Task instructions: Extract the full listing below without altering a single character.
^^^^
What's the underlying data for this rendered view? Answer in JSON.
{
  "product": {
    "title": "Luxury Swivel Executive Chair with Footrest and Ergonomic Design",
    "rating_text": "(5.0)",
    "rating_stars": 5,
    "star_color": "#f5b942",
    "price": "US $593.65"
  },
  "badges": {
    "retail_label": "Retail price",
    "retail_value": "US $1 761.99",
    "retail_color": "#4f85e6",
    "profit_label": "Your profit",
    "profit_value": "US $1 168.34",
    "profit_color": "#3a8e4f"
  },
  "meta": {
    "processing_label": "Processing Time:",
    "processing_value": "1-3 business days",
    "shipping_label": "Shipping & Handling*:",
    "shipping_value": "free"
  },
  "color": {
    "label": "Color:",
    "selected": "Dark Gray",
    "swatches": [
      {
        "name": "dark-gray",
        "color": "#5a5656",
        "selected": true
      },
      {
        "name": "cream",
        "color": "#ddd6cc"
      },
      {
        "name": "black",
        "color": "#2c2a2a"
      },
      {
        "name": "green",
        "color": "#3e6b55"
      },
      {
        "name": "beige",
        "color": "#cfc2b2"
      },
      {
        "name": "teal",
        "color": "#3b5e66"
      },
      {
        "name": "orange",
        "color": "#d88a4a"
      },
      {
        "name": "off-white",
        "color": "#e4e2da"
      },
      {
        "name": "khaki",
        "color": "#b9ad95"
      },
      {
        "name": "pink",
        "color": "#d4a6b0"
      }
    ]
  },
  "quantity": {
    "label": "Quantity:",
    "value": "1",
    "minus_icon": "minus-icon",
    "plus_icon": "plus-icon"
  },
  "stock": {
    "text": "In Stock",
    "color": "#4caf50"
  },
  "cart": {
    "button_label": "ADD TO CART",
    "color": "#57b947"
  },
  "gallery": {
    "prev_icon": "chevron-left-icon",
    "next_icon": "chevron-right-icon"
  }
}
^^^^
Answer for the task:
What's the underlying data for this rendered view? Answer in JSON.
{
  "product": {
    "title": "Luxury Swivel Executive Chair with Footrest and Ergonomic Design",
    "rating_text": "(5.0)",
    "rating_stars": 5,
    "star_color": "#f5b942",
    "price": "US $593.65"
  },
  "badges": {
    "retail_label": "Retail price",
    "retail_value": "US $1 761.99",
    "retail_color": "#4f85e6",
    "profit_label": "Your profit",
    "profit_value": "US $1 168.34",
    "profit_color": "#3a8e4f"
  },
  "meta": {
    "processing_label": "Processing Time:",
    "processing_value": "1-3 business days",
    "shipping_label": "Shipping & Handling*:",
    "shipping_value": "free"
  },
  "color": {
    "label": "Color:",
    "selected": "Dark Gray",
    "swatches": [
      {
        "name": "dark-gray",
        "color": "#5a5656",
        "selected": true
      },
      {
        "name": "cream",
        "color": "#ddd6cc"
      },
      {
        "name": "black",
        "color": "#2c2a2a"
      },
      {
        "name": "green",
        "color": "#3e6b55"
      },
      {
        "name": "beige",
        "color": "#cfc2b2"
      },
      {
        "name": "teal",
        "color": "#3b5e66"
      },
      {
        "name": "orange",
        "color": "#d88a4a"
      },
      {
        "name": "off-white",
        "color": "#e4e2da"
      },
      {
        "name": "khaki",
        "color": "#b9ad95"
      },
      {
        "name": "pink",
        "color": "#d4a6b0"
      }
    ]
  },
  "quantity": {
    "label": "Quantity:",
    "value": "1",
    "minus_icon": "minus-icon",
    "plus_icon": "plus-icon"
  },
  "stock": {
    "text": "In Stock",
    "color": "#4caf50"
  },
  "cart": {
    "button_label": "ADD TO CART",
    "color": "#57b947"
  },
  "gallery": {
    "prev_icon": "chevron-left-icon",
    "next_icon": "chevron-right-icon"
  }
}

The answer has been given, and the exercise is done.